What to do: Identify each line containing the word "JSON" and copy it.

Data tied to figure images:
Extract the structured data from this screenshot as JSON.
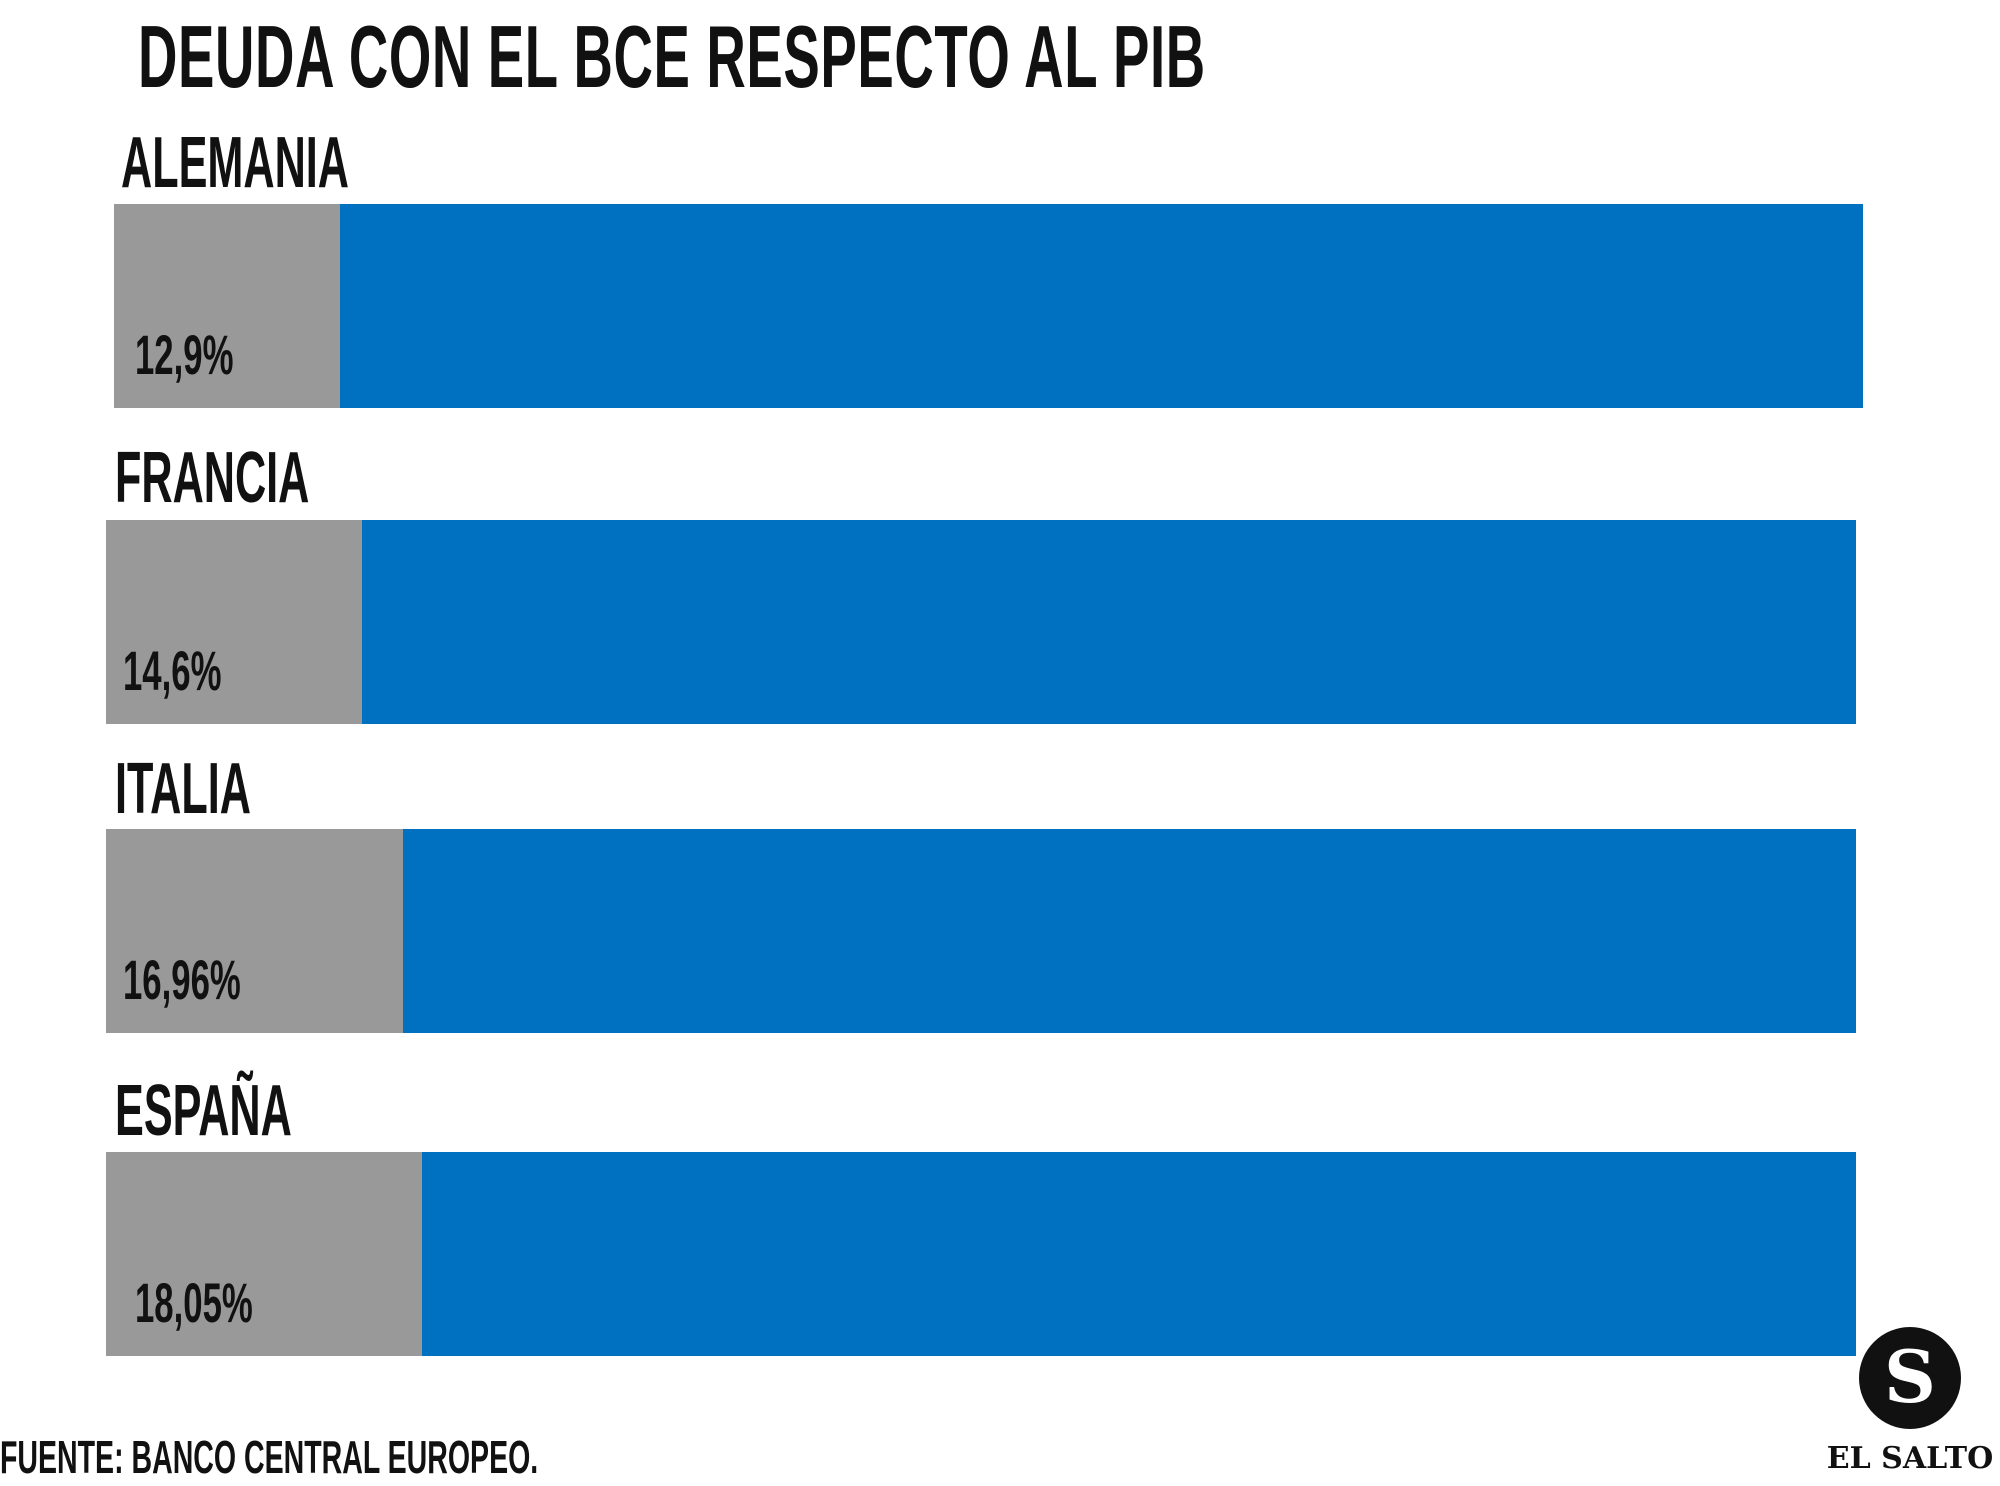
{
  "chart_data": {
    "type": "bar",
    "orientation": "horizontal",
    "stacked_on_full_scale": true,
    "title": "DEUDA CON EL BCE RESPECTO AL PIB",
    "categories": [
      "ALEMANIA",
      "FRANCIA",
      "ITALIA",
      "ESPAÑA"
    ],
    "values": [
      12.9,
      14.6,
      16.96,
      18.05
    ],
    "value_labels": [
      "12,9%",
      "14,6%",
      "16,96%",
      "18,05%"
    ],
    "xlim": [
      0,
      100
    ],
    "grid": false,
    "colors": {
      "value": "#999999",
      "remainder": "#0070C0"
    }
  },
  "source": "FUENTE: BANCO CENTRAL EUROPEO.",
  "logo": {
    "letter": "S",
    "name": "EL SALTO"
  }
}
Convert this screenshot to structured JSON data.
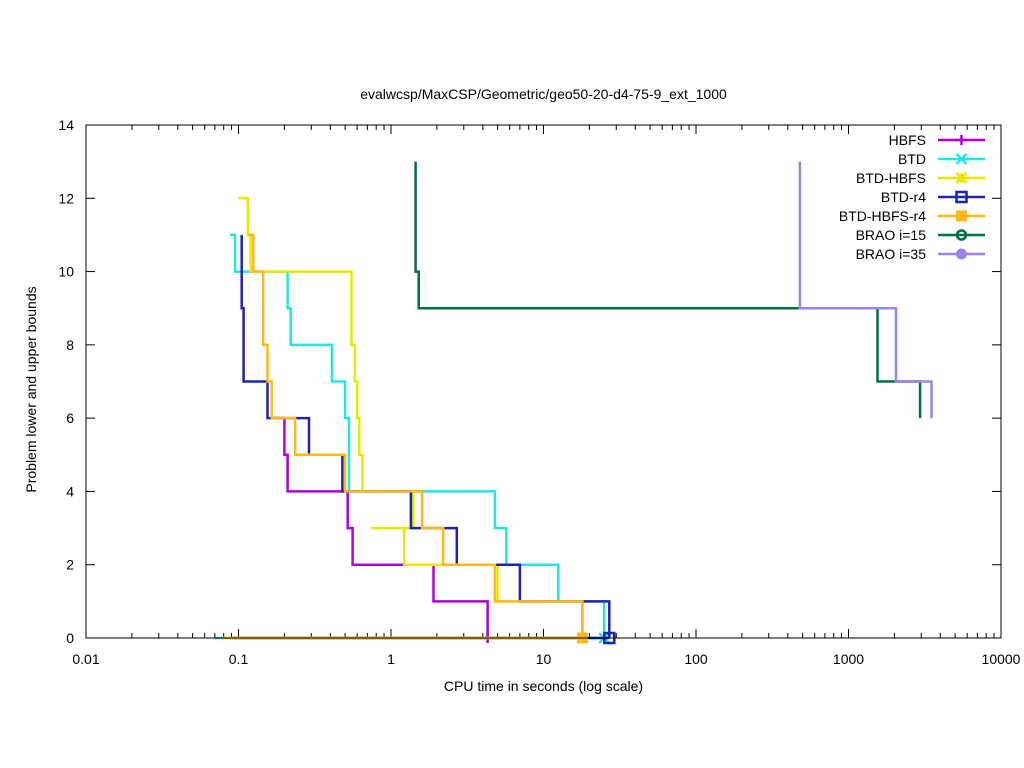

Written solution:
Extract the structured data from this screenshot as JSON.
Convert this screenshot to structured JSON data.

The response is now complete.